+++ Given data
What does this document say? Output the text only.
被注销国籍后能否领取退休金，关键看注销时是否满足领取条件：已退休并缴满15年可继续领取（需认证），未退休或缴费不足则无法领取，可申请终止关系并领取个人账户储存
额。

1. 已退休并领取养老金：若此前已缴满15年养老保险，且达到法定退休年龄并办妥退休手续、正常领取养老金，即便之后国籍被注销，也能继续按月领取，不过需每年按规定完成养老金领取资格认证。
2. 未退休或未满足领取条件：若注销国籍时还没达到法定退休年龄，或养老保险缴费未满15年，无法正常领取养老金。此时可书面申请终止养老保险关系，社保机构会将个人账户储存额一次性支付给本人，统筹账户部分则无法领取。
++++++
● Stated exercise: In this exercise, repeat all entries exactly.

● Reply:
What does this document say? Output the text only.
被注销国籍后能否领取退休金，关键看注销时是否满足领取条件：已退休并缴满15年可继续领取（需认证），未退休或缴费不足则无法领取，可申请终止关系并领取个人账户储存
额。

1. 已退休并领取养老金：若此前已缴满15年养老保险，且达到法定退休年龄并办妥退休手续、正常领取养老金，即便之后国籍被注销，也能继续按月领取，不过需每年按规定完成养老金领取资格认证。
2. 未退休或未满足领取条件：若注销国籍时还没达到法定退休年龄，或养老保险缴费未满15年，无法正常领取养老金。此时可书面申请终止养老保险关系，社保机构会将个人账户储存额一次性支付给本人，统筹账户部分则无法领取。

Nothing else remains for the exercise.